Data items:
========================

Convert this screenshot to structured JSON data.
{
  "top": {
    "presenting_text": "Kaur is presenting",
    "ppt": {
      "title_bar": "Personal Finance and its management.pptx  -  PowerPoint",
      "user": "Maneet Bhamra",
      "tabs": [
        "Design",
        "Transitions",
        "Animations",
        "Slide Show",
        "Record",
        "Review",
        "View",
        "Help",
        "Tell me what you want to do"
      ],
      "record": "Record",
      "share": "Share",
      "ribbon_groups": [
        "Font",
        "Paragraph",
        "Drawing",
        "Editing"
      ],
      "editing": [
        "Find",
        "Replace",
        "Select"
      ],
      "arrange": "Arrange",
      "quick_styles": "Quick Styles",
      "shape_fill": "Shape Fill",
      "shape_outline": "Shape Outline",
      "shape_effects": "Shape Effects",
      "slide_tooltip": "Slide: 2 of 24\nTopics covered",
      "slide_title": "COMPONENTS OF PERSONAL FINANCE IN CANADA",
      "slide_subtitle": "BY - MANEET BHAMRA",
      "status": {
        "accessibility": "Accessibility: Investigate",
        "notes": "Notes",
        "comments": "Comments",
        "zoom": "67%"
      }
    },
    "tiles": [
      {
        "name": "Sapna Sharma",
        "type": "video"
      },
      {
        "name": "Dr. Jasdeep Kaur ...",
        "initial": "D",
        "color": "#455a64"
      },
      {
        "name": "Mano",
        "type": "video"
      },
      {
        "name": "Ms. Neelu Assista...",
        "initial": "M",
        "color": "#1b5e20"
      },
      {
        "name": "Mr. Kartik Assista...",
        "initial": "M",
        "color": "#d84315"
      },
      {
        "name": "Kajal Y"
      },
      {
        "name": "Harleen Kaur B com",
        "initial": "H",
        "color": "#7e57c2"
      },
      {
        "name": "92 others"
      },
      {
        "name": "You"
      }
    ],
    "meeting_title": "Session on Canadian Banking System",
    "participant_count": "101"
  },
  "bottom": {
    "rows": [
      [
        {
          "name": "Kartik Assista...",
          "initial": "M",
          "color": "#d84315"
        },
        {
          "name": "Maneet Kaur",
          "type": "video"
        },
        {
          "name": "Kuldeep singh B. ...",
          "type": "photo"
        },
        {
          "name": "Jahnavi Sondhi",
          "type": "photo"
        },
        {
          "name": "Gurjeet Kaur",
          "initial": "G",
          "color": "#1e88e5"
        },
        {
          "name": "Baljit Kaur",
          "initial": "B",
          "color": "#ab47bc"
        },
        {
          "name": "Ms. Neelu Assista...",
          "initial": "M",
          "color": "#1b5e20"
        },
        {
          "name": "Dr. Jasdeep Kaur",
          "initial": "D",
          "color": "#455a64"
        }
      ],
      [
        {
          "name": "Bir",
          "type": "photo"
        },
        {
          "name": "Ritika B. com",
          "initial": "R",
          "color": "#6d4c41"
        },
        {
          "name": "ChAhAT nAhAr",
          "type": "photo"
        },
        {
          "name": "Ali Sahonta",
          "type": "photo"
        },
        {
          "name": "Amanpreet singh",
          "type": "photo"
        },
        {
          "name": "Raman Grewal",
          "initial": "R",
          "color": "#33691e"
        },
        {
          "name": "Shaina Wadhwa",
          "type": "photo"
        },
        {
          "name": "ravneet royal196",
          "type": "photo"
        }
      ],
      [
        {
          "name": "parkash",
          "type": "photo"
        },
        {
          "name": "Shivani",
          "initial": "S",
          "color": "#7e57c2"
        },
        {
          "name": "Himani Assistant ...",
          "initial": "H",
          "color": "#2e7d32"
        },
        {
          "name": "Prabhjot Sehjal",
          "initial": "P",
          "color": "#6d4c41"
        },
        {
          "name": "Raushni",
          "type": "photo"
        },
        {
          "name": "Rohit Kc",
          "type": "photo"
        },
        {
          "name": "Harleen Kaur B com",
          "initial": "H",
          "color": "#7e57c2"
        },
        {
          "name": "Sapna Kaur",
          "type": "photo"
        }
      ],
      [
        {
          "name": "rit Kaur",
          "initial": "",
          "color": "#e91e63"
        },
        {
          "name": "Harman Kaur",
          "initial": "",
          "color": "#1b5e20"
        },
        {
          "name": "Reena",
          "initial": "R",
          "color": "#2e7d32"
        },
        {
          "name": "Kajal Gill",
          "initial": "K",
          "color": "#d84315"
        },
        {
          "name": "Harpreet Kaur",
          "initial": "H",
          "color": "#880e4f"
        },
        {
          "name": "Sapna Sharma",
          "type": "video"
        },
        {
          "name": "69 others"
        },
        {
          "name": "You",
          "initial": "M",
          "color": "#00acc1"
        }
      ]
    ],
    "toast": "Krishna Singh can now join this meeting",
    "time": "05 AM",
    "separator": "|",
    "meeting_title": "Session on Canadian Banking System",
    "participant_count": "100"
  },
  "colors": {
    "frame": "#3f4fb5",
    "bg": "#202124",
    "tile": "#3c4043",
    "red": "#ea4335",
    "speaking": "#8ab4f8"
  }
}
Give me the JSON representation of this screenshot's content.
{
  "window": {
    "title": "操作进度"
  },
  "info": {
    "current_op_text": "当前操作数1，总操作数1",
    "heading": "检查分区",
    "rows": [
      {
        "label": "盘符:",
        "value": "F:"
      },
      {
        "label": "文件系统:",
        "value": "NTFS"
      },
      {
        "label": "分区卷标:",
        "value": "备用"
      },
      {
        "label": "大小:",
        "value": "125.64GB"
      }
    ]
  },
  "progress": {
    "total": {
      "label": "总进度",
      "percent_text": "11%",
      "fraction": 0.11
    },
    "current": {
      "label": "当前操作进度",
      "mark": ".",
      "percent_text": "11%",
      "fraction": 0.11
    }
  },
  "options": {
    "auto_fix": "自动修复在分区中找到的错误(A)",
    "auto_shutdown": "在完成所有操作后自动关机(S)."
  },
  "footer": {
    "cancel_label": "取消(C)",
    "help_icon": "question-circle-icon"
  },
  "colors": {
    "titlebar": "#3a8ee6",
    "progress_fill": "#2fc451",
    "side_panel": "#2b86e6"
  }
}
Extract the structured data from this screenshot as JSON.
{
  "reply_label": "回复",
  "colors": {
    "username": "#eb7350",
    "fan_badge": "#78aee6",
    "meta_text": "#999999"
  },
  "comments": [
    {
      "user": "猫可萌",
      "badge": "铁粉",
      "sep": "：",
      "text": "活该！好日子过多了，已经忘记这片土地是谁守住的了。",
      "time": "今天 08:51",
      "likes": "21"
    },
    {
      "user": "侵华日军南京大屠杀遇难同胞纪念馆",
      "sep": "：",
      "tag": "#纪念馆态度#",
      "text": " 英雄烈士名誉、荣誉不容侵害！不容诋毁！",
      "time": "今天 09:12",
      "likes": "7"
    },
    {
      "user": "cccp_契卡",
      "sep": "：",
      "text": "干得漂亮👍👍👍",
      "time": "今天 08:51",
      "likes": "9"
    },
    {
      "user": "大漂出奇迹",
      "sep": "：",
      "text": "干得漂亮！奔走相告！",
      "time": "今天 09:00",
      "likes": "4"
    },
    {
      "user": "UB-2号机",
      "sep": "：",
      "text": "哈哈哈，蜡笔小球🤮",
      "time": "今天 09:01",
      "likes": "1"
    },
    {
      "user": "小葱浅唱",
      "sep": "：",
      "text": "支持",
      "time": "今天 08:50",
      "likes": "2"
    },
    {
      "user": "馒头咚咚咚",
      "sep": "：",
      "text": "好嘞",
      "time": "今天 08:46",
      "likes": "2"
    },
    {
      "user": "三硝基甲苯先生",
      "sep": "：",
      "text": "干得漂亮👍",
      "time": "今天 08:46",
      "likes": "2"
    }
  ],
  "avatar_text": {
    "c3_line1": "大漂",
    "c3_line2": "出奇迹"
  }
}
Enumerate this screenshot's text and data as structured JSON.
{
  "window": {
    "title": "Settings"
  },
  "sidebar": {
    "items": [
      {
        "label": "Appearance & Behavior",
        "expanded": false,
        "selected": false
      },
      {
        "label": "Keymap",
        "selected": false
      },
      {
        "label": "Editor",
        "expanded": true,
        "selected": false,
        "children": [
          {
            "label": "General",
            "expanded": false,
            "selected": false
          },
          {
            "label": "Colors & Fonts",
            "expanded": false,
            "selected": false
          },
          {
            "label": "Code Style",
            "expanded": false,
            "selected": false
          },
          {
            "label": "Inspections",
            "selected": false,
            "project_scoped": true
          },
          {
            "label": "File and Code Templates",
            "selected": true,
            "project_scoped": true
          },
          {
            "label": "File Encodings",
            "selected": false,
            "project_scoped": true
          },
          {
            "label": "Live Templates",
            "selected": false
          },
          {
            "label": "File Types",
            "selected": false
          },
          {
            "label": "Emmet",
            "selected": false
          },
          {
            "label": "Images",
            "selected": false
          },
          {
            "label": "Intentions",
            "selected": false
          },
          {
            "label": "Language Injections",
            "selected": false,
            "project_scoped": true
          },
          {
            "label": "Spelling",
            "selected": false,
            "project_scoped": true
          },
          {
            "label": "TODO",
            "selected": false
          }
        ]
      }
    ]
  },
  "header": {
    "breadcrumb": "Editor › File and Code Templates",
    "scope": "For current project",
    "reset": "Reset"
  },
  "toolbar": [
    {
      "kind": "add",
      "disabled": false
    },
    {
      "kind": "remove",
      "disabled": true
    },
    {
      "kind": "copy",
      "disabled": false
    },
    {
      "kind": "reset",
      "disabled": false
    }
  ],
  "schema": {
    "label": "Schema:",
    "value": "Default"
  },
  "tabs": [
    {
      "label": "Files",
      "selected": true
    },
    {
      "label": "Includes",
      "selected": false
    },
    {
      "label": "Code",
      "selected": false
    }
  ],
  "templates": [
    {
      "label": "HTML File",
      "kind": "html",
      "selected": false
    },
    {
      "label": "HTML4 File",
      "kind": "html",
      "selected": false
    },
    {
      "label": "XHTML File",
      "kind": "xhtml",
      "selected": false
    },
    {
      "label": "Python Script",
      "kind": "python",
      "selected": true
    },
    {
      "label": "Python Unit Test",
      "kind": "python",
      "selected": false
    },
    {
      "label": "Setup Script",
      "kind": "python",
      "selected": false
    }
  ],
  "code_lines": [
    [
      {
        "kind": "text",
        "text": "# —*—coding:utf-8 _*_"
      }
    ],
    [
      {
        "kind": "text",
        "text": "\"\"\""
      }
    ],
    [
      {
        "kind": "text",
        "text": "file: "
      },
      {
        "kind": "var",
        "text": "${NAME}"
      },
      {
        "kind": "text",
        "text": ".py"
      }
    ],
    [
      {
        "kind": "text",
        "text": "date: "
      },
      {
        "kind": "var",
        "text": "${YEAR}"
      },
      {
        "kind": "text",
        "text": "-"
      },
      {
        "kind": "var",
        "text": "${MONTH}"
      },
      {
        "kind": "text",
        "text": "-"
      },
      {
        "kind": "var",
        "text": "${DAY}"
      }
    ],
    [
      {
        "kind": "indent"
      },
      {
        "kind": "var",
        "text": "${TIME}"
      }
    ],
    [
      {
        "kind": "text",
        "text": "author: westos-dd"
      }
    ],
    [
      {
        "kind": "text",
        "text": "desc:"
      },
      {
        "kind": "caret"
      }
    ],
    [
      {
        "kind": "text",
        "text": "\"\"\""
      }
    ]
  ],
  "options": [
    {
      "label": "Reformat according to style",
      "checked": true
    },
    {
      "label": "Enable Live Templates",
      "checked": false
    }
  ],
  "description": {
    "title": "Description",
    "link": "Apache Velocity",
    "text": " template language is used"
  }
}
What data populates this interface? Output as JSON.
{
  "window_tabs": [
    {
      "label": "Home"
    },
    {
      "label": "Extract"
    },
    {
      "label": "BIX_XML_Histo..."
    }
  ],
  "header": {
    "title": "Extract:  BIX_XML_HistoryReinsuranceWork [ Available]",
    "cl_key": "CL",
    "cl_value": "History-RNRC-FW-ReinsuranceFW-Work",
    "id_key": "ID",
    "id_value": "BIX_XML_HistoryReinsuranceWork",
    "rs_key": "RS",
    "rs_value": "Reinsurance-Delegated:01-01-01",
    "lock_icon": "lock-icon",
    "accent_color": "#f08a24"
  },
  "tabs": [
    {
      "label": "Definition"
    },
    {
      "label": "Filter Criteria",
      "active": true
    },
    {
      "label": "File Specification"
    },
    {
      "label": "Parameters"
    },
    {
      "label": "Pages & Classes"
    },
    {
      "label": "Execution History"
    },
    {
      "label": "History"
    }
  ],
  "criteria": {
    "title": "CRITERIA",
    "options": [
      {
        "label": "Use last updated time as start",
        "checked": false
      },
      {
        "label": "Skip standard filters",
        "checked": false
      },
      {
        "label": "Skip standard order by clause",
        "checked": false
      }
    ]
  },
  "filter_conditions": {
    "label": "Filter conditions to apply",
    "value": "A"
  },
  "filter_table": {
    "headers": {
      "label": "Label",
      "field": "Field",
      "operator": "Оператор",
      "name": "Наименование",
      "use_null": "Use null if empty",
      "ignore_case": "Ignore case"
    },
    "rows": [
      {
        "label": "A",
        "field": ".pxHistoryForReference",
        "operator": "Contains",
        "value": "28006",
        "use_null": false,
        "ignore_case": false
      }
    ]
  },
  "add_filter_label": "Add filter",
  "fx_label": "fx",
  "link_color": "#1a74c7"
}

========================

THE PROBLEM:
Go through the material and copy out every line with "Harleen" in it.

FINISHED EXERCISE:
        "name": "Harleen Kaur B com",
          "name": "Harleen Kaur B com",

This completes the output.